### Invoergegevens
□ □ □ □

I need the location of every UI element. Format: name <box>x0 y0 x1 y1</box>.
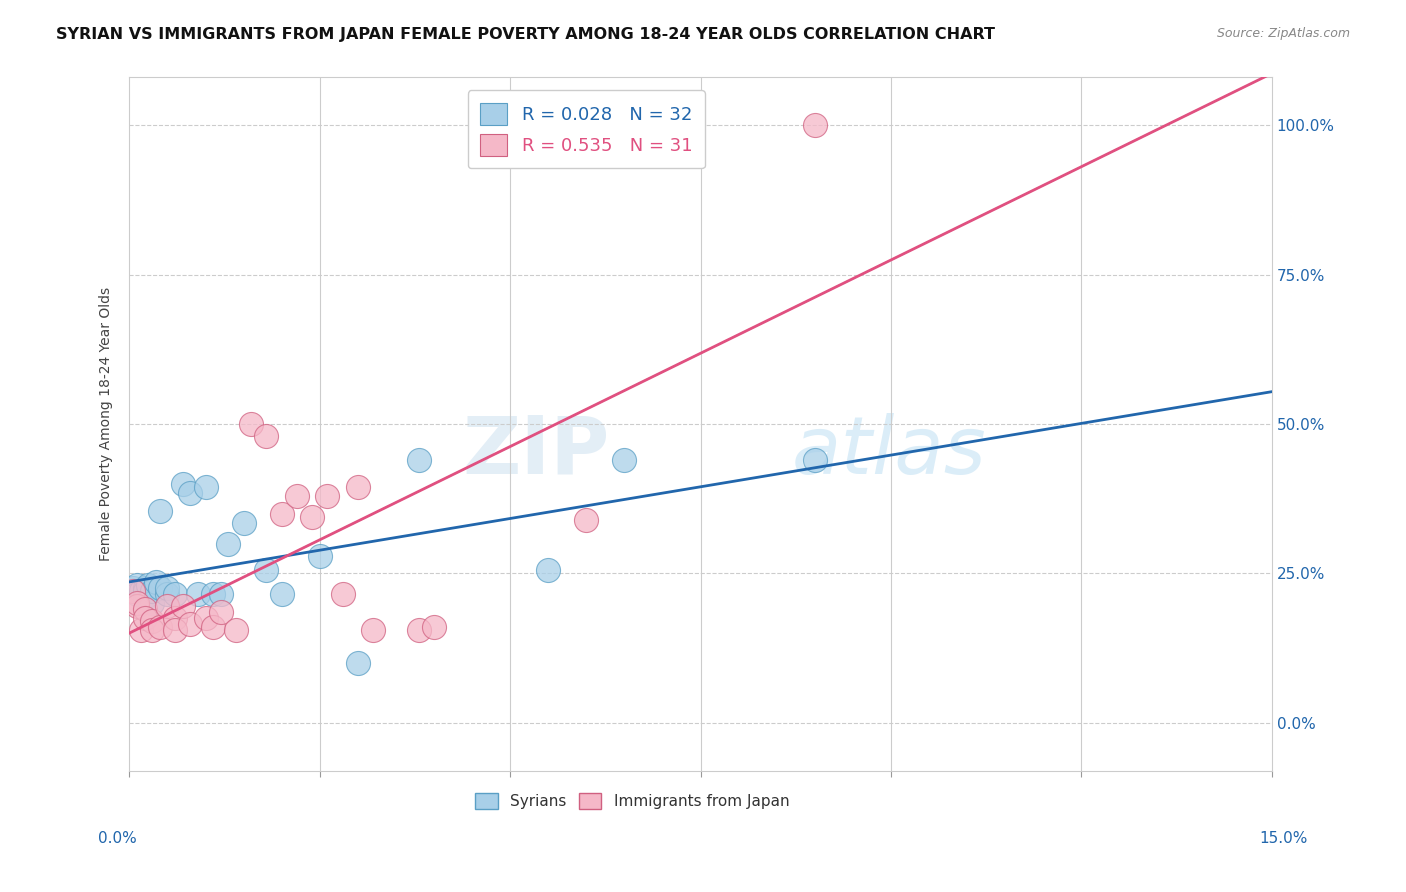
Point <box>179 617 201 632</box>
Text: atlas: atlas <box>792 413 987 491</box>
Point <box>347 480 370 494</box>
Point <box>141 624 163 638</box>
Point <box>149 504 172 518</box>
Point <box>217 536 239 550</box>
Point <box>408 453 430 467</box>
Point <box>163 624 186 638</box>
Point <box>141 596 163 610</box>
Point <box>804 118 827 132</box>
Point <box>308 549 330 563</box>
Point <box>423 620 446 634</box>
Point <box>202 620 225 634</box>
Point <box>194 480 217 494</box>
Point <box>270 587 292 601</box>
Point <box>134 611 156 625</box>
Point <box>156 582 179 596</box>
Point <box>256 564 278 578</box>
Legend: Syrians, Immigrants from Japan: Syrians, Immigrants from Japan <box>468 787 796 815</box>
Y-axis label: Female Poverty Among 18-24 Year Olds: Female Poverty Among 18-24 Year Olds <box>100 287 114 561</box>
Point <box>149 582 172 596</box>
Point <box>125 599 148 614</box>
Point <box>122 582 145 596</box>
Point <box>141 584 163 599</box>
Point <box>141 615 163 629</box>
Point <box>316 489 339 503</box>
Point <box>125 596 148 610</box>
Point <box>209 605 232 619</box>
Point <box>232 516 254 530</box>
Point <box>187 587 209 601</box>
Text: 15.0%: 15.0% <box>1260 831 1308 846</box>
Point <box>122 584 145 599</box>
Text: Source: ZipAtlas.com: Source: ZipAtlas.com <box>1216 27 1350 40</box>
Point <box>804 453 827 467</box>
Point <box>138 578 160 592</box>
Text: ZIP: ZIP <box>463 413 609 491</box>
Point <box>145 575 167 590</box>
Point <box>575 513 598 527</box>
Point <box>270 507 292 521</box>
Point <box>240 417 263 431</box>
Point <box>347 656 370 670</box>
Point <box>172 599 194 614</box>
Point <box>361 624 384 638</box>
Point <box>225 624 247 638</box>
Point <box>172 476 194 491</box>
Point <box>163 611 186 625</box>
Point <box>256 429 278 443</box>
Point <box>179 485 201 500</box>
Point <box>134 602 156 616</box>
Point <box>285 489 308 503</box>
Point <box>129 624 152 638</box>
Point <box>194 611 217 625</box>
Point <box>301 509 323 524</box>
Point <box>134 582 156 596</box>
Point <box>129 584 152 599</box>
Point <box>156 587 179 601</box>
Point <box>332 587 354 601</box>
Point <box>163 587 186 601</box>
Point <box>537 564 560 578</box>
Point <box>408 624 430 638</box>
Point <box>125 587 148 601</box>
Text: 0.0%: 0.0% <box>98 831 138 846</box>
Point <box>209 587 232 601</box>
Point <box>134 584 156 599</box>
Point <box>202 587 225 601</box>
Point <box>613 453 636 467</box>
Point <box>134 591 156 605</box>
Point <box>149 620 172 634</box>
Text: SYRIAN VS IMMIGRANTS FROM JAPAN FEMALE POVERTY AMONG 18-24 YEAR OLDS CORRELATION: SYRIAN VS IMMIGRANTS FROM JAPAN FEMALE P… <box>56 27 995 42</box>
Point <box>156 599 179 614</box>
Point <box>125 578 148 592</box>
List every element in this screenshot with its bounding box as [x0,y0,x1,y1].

□ □ □ □

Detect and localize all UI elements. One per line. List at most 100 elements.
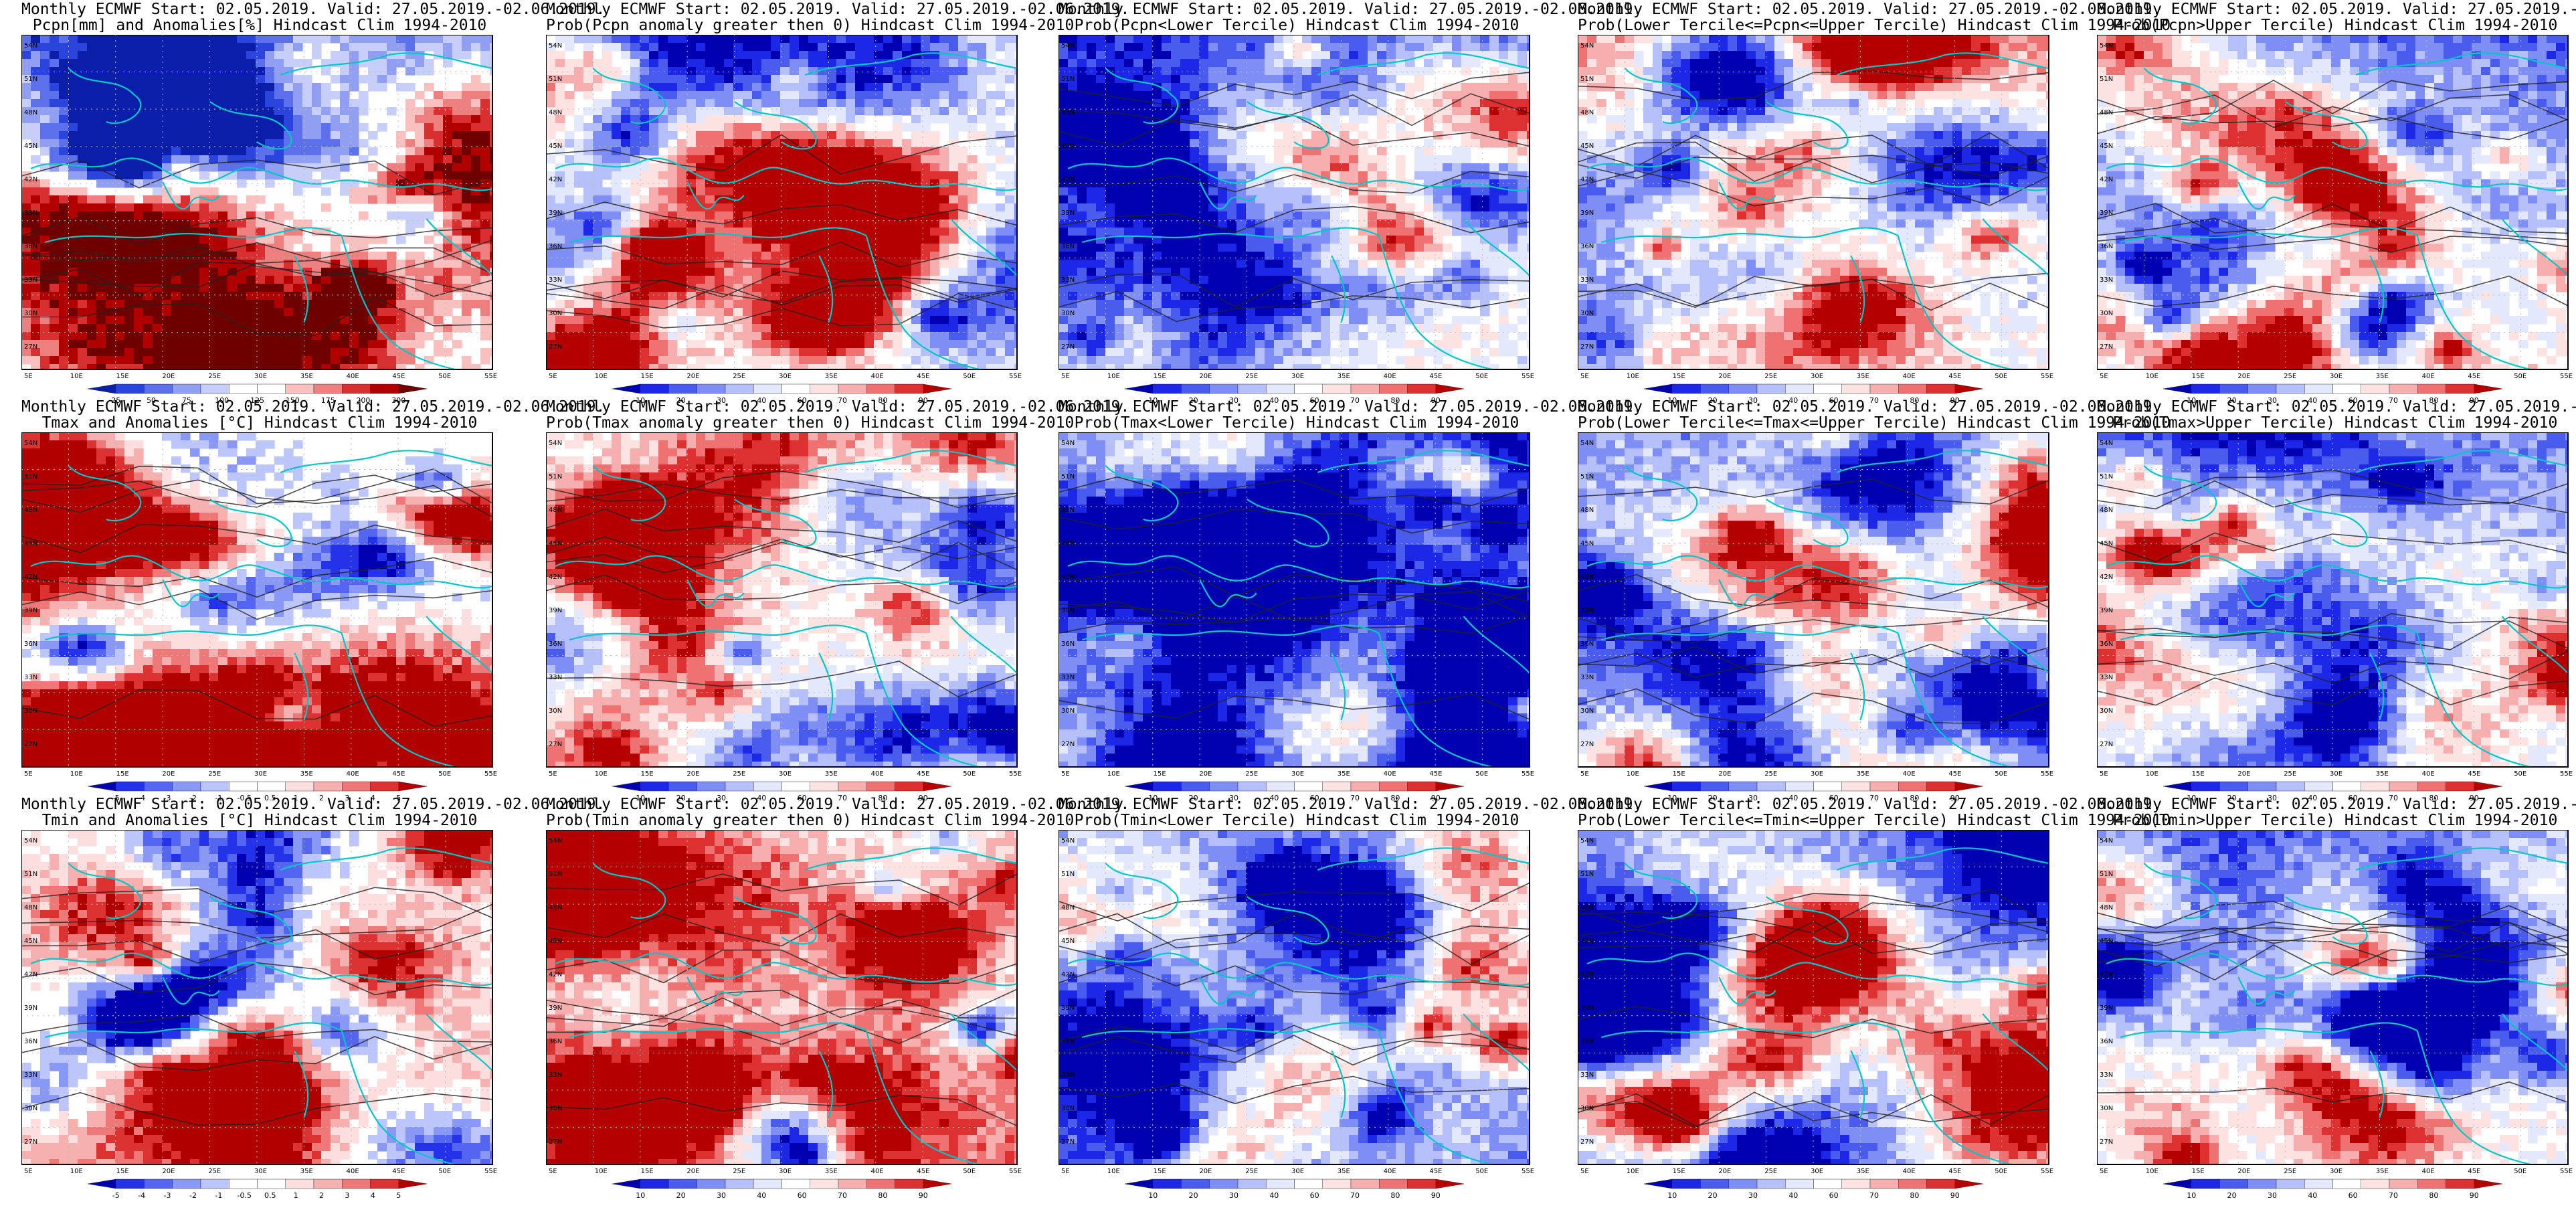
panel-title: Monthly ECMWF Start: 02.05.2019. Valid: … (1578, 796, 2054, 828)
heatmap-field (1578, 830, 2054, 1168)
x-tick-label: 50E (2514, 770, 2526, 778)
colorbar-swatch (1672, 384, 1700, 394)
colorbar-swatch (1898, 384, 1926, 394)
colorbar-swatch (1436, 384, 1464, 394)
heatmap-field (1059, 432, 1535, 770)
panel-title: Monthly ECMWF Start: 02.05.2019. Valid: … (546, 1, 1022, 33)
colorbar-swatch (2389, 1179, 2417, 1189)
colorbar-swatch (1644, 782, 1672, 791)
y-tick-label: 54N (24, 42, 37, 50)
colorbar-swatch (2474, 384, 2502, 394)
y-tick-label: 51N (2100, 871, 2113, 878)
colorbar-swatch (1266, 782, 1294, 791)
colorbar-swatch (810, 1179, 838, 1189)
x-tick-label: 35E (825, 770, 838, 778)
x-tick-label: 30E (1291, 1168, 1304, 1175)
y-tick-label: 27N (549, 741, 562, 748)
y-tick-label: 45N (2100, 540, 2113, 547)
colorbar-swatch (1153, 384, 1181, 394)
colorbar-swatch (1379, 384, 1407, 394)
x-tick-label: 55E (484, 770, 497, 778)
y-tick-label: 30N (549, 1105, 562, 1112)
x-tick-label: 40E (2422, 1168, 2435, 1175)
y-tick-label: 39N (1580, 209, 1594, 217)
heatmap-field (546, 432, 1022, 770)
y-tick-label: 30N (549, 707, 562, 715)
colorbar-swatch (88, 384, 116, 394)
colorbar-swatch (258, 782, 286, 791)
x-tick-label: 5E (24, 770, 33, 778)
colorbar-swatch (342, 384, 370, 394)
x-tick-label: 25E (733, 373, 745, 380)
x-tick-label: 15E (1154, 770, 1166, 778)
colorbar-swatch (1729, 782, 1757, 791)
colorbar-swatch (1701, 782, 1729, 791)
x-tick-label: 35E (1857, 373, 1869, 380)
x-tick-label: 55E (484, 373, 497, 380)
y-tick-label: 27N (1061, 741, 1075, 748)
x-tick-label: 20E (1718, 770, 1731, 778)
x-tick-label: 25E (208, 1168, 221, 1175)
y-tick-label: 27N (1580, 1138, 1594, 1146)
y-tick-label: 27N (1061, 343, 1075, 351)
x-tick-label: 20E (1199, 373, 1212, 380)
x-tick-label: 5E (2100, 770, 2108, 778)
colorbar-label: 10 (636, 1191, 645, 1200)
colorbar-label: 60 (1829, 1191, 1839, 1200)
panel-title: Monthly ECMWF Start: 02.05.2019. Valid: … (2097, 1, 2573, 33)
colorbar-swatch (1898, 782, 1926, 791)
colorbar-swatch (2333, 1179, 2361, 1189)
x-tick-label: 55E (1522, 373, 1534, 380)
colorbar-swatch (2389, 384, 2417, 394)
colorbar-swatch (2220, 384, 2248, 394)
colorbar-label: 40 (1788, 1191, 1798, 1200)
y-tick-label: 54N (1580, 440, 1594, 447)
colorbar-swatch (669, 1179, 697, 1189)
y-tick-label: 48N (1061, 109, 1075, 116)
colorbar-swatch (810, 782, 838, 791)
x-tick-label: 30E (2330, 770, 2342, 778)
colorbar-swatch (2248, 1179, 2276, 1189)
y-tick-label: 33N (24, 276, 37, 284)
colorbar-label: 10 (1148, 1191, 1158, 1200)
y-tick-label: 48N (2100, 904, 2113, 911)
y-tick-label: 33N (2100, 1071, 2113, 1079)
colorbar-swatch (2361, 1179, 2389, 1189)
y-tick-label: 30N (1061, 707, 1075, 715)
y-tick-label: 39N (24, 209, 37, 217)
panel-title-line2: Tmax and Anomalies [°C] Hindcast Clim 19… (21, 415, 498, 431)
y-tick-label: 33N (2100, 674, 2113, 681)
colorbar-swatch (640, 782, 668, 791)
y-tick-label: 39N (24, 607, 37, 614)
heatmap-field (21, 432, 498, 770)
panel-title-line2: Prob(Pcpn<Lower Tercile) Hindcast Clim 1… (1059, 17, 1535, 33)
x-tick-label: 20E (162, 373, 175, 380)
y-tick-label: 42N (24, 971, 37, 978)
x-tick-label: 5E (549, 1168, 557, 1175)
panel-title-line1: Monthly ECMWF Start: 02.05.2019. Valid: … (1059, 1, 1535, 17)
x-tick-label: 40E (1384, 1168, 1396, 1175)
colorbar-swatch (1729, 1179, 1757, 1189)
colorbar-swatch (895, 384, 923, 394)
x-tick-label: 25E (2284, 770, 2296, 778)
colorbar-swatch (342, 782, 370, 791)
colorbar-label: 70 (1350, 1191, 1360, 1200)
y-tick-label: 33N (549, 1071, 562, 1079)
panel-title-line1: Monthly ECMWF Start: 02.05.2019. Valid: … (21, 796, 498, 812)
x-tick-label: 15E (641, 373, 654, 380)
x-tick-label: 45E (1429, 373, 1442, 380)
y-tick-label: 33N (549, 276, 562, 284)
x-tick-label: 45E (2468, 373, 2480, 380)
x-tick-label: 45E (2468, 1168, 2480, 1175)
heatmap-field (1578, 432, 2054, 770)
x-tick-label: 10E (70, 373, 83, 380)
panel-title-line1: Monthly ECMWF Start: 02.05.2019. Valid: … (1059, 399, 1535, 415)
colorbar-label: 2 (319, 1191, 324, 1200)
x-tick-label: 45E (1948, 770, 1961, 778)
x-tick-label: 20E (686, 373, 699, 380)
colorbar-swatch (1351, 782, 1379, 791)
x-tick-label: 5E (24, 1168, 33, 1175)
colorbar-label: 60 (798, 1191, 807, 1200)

□ □ □ □

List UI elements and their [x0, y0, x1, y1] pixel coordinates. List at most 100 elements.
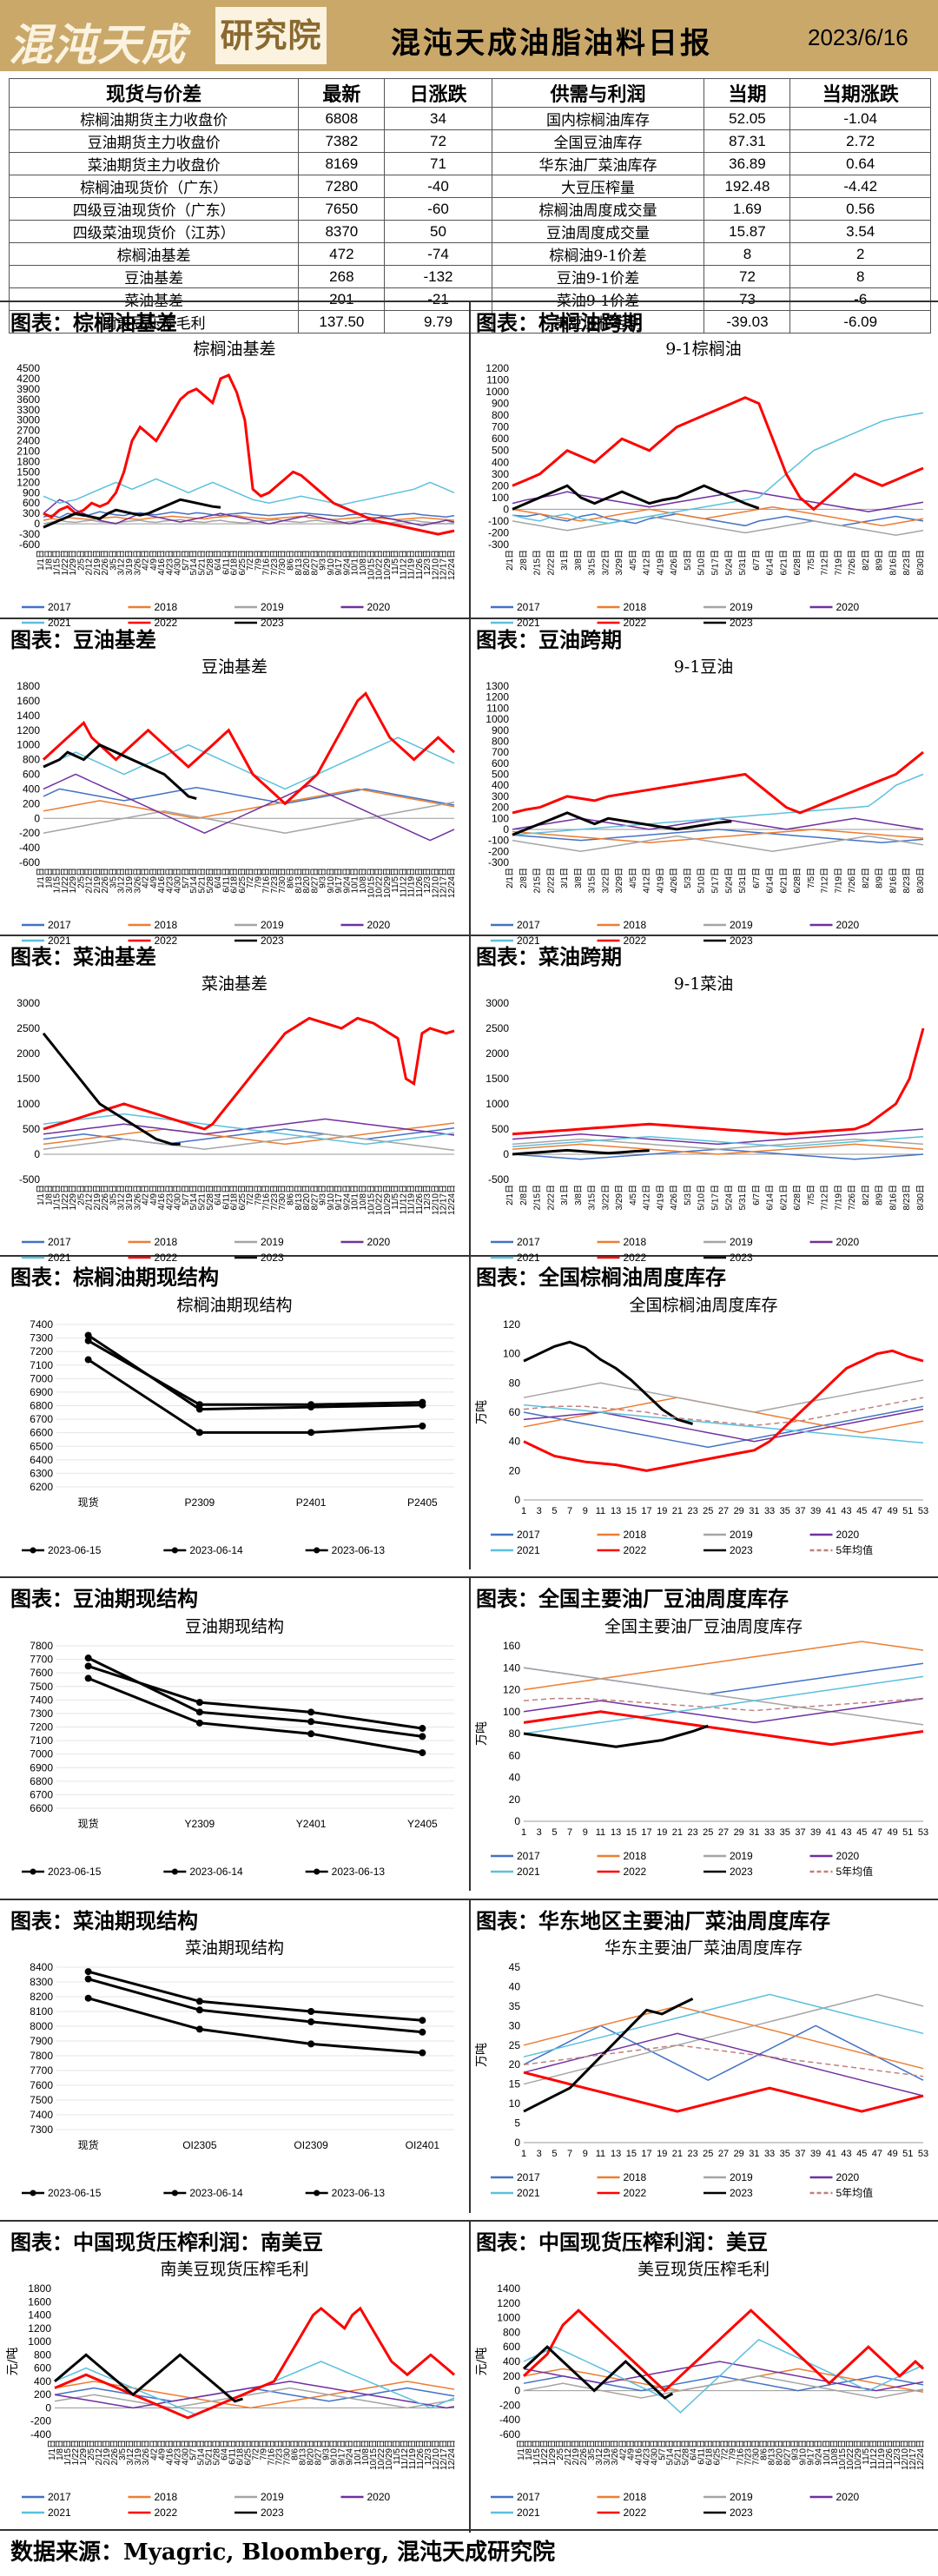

□ □ □ □

### Opdracht
Zet alles van de regel met "Detect and localize" tot en met de regel met "colorbar-swatch (1266, 782, 1294, 791)" om in een genummerde lijst zonder lege regels. Laat de afbeeldingen weg.

### Uitgewerkte opdracht
1. Detect and localize all UI elements. One per line. List at most 100 elements.
2. panel-title: Monthly ECMWF Start: 02.05.2019. Valid: … (1578, 796, 2054, 828)
3. heatmap-field (1578, 830, 2054, 1168)
4. x-tick-label: 50E (2514, 770, 2526, 778)
5. colorbar-swatch (1672, 384, 1700, 394)
6. colorbar-swatch (1898, 384, 1926, 394)
7. colorbar-swatch (1436, 384, 1464, 394)
8. heatmap-field (1059, 432, 1535, 770)
9. panel-title: Monthly ECMWF Start: 02.05.2019. Valid: … (546, 1, 1022, 33)
10. colorbar-swatch (2389, 1179, 2417, 1189)
11. colorbar-swatch (1644, 782, 1672, 791)
12. y-tick-label: 54N (24, 42, 37, 50)
13. colorbar-swatch (2474, 384, 2502, 394)
14. y-tick-label: 51N (2100, 871, 2113, 878)
15. colorbar-swatch (1266, 782, 1294, 791)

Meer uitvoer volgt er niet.